[Set problem]:
Would you return the complete listing below word for word?

* * * * * * *

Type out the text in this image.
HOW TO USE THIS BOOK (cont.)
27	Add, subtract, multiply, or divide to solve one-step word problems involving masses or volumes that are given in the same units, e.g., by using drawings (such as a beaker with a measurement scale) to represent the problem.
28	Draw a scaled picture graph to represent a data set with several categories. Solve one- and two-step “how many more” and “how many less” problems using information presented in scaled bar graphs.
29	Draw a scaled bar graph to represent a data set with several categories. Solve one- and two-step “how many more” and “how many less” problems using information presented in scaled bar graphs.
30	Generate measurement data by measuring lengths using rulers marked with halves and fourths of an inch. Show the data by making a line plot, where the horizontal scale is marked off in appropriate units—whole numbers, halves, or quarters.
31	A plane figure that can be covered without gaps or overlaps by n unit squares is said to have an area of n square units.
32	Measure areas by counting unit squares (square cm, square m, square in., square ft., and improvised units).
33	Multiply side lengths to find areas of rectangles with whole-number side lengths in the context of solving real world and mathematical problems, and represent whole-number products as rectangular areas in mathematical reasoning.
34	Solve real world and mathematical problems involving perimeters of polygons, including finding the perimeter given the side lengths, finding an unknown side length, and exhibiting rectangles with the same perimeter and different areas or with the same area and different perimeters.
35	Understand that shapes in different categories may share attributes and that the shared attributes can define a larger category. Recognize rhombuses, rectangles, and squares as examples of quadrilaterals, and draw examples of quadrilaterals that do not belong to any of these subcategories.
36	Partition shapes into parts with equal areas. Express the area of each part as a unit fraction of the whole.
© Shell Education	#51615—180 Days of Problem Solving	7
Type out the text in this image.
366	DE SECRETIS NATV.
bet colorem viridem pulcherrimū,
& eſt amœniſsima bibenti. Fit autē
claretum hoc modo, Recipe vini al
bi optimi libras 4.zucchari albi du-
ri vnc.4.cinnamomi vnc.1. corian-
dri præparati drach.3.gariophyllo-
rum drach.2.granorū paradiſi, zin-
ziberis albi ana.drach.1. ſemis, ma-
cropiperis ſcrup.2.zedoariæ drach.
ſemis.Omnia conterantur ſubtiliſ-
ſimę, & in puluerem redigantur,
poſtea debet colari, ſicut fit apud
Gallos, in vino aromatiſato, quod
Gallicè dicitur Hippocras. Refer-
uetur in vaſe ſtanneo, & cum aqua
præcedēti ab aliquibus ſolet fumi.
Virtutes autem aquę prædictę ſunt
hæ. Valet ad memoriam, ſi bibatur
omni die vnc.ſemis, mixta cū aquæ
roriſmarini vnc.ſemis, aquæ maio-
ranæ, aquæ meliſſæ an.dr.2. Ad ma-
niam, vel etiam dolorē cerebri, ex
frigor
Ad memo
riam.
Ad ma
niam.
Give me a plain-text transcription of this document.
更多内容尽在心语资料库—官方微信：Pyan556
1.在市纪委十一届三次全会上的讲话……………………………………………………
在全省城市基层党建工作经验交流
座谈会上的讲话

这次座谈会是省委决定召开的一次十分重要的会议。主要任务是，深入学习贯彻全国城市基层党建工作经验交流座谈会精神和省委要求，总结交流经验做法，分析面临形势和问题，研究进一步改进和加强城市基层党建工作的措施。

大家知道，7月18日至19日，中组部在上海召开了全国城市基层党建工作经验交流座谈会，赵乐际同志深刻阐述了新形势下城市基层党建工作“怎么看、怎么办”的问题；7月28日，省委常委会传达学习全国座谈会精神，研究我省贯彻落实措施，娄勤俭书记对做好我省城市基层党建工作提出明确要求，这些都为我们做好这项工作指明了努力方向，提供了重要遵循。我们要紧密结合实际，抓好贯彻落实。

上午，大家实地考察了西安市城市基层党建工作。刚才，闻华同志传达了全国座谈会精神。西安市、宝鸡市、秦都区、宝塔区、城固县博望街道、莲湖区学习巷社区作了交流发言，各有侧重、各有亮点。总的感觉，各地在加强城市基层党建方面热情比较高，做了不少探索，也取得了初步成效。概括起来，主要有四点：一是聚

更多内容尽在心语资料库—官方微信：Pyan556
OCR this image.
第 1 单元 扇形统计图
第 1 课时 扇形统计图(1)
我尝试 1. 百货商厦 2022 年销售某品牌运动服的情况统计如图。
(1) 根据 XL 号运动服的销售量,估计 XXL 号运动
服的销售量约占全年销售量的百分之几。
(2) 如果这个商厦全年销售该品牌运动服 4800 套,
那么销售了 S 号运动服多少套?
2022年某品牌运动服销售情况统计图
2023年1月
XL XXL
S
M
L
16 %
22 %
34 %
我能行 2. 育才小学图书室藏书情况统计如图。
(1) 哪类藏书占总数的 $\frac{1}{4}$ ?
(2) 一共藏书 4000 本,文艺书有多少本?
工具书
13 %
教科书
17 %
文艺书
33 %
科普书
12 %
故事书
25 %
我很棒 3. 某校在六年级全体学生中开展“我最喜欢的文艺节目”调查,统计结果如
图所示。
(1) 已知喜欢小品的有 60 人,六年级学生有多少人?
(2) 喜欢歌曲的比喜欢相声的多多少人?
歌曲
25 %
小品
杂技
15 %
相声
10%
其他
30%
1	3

* * * * * * *

[Output]:
Type out the text in this image.
HOW TO USE THIS BOOK (cont.)
27	Add, subtract, multiply, or divide to solve one-step word problems involving masses or volumes that are given in the same units, e.g., by using drawings (such as a beaker with a measurement scale) to represent the problem.
28	Draw a scaled picture graph to represent a data set with several categories. Solve one- and two-step “how many more” and “how many less” problems using information presented in scaled bar graphs.
29	Draw a scaled bar graph to represent a data set with several categories. Solve one- and two-step “how many more” and “how many less” problems using information presented in scaled bar graphs.
30	Generate measurement data by measuring lengths using rulers marked with halves and fourths of an inch. Show the data by making a line plot, where the horizontal scale is marked off in appropriate units—whole numbers, halves, or quarters.
31	A plane figure that can be covered without gaps or overlaps by n unit squares is said to have an area of n square units.
32	Measure areas by counting unit squares (square cm, square m, square in., square ft., and improvised units).
33	Multiply side lengths to find areas of rectangles with whole-number side lengths in the context of solving real world and mathematical problems, and represent whole-number products as rectangular areas in mathematical reasoning.
34	Solve real world and mathematical problems involving perimeters of polygons, including finding the perimeter given the side lengths, finding an unknown side length, and exhibiting rectangles with the same perimeter and different areas or with the same area and different perimeters.
35	Understand that shapes in different categories may share attributes and that the shared attributes can define a larger category. Recognize rhombuses, rectangles, and squares as examples of quadrilaterals, and draw examples of quadrilaterals that do not belong to any of these subcategories.
36	Partition shapes into parts with equal areas. Express the area of each part as a unit fraction of the whole.
© Shell Education	#51615—180 Days of Problem Solving	7
Type out the text in this image.
366	DE SECRETIS NATV.
bet colorem viridem pulcherrimū,
& eſt amœniſsima bibenti. Fit autē
claretum hoc modo, Recipe vini al
bi optimi libras 4.zucchari albi du-
ri vnc.4.cinnamomi vnc.1. corian-
dri præparati drach.3.gariophyllo-
rum drach.2.granorū paradiſi, zin-
ziberis albi ana.drach.1. ſemis, ma-
cropiperis ſcrup.2.zedoariæ drach.
ſemis.Omnia conterantur ſubtiliſ-
ſimę, & in puluerem redigantur,
poſtea debet colari, ſicut fit apud
Gallos, in vino aromatiſato, quod
Gallicè dicitur Hippocras. Refer-
uetur in vaſe ſtanneo, & cum aqua
præcedēti ab aliquibus ſolet fumi.
Virtutes autem aquę prædictę ſunt
hæ. Valet ad memoriam, ſi bibatur
omni die vnc.ſemis, mixta cū aquæ
roriſmarini vnc.ſemis, aquæ maio-
ranæ, aquæ meliſſæ an.dr.2. Ad ma-
niam, vel etiam dolorē cerebri, ex
frigor
Ad memo
riam.
Ad ma
niam.
Give me a plain-text transcription of this document.
更多内容尽在心语资料库—官方微信：Pyan556
1.在市纪委十一届三次全会上的讲话……………………………………………………
在全省城市基层党建工作经验交流
座谈会上的讲话

这次座谈会是省委决定召开的一次十分重要的会议。主要任务是，深入学习贯彻全国城市基层党建工作经验交流座谈会精神和省委要求，总结交流经验做法，分析面临形势和问题，研究进一步改进和加强城市基层党建工作的措施。

大家知道，7月18日至19日，中组部在上海召开了全国城市基层党建工作经验交流座谈会，赵乐际同志深刻阐述了新形势下城市基层党建工作“怎么看、怎么办”的问题；7月28日，省委常委会传达学习全国座谈会精神，研究我省贯彻落实措施，娄勤俭书记对做好我省城市基层党建工作提出明确要求，这些都为我们做好这项工作指明了努力方向，提供了重要遵循。我们要紧密结合实际，抓好贯彻落实。

上午，大家实地考察了西安市城市基层党建工作。刚才，闻华同志传达了全国座谈会精神。西安市、宝鸡市、秦都区、宝塔区、城固县博望街道、莲湖区学习巷社区作了交流发言，各有侧重、各有亮点。总的感觉，各地在加强城市基层党建方面热情比较高，做了不少探索，也取得了初步成效。概括起来，主要有四点：一是聚

更多内容尽在心语资料库—官方微信：Pyan556
OCR this image.
第 1 单元 扇形统计图
第 1 课时 扇形统计图(1)
我尝试 1. 百货商厦 2022 年销售某品牌运动服的情况统计如图。
(1) 根据 XL 号运动服的销售量,估计 XXL 号运动
服的销售量约占全年销售量的百分之几。
(2) 如果这个商厦全年销售该品牌运动服 4800 套,
那么销售了 S 号运动服多少套?
2022年某品牌运动服销售情况统计图
2023年1月
XL XXL
S
M
L
16 %
22 %
34 %
我能行 2. 育才小学图书室藏书情况统计如图。
(1) 哪类藏书占总数的 $\frac{1}{4}$ ?
(2) 一共藏书 4000 本,文艺书有多少本?
工具书
13 %
教科书
17 %
文艺书
33 %
科普书
12 %
故事书
25 %
我很棒 3. 某校在六年级全体学生中开展“我最喜欢的文艺节目”调查,统计结果如
图所示。
(1) 已知喜欢小品的有 60 人,六年级学生有多少人?
(2) 喜欢歌曲的比喜欢相声的多多少人?
歌曲
25 %
小品
杂技
15 %
相声
10%
其他
30%
1	3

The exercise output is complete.